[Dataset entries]
+===+

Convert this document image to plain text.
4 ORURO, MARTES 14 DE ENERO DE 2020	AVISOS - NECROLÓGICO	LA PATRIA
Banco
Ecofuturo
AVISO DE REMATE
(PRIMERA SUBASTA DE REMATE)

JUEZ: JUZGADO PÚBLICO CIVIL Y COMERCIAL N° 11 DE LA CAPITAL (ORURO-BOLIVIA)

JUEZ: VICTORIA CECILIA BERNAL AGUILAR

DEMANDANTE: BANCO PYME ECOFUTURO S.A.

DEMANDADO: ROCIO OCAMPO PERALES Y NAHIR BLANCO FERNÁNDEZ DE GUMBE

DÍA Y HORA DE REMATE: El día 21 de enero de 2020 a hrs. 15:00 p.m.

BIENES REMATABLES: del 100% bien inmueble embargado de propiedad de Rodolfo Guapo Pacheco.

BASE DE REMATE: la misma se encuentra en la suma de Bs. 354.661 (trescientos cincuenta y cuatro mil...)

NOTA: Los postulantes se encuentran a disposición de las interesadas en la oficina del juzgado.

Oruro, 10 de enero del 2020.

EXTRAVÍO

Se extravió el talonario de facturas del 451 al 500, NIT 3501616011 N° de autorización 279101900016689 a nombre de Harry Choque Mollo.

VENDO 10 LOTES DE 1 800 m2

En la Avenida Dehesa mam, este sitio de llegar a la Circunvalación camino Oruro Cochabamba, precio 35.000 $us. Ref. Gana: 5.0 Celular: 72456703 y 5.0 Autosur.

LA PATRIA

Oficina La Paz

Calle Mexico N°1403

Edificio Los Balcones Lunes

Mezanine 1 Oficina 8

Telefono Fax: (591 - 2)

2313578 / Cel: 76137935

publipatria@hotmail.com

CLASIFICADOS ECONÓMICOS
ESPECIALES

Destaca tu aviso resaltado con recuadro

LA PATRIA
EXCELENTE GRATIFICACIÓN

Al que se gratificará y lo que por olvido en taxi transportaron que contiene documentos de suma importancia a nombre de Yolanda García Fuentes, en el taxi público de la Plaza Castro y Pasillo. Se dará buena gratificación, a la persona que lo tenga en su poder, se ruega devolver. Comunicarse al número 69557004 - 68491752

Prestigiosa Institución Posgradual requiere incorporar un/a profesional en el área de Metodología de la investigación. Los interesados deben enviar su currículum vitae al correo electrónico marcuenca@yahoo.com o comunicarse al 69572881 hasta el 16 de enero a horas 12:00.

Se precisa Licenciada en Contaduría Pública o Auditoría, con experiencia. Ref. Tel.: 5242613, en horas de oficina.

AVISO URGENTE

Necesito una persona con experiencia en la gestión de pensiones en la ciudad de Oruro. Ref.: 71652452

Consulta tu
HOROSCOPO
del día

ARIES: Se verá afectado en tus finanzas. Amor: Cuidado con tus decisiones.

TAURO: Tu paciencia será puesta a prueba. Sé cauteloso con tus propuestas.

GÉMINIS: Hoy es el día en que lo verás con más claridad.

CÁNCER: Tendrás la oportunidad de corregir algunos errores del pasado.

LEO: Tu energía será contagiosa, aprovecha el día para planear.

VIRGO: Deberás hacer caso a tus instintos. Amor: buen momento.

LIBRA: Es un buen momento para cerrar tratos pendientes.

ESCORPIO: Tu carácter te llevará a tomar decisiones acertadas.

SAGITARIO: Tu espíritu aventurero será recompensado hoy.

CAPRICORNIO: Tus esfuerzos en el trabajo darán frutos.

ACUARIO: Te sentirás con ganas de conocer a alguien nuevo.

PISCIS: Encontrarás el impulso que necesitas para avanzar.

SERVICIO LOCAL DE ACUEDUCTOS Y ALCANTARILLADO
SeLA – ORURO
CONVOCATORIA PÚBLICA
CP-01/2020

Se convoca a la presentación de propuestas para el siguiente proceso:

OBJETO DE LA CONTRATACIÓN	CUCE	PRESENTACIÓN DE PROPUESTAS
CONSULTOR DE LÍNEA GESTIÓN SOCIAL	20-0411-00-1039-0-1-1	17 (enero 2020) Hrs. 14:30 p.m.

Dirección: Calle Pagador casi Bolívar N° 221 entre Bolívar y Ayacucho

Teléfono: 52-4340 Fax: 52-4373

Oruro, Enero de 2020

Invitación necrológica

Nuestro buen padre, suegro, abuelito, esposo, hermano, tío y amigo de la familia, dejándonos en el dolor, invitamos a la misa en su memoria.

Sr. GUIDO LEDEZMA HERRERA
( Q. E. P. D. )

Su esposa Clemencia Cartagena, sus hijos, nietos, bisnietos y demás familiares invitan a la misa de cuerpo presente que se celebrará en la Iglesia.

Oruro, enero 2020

+===+

#### Short problem
Give the number of lines above that hold the word "REMATE", and nothing more.

#### Solution for this problem
4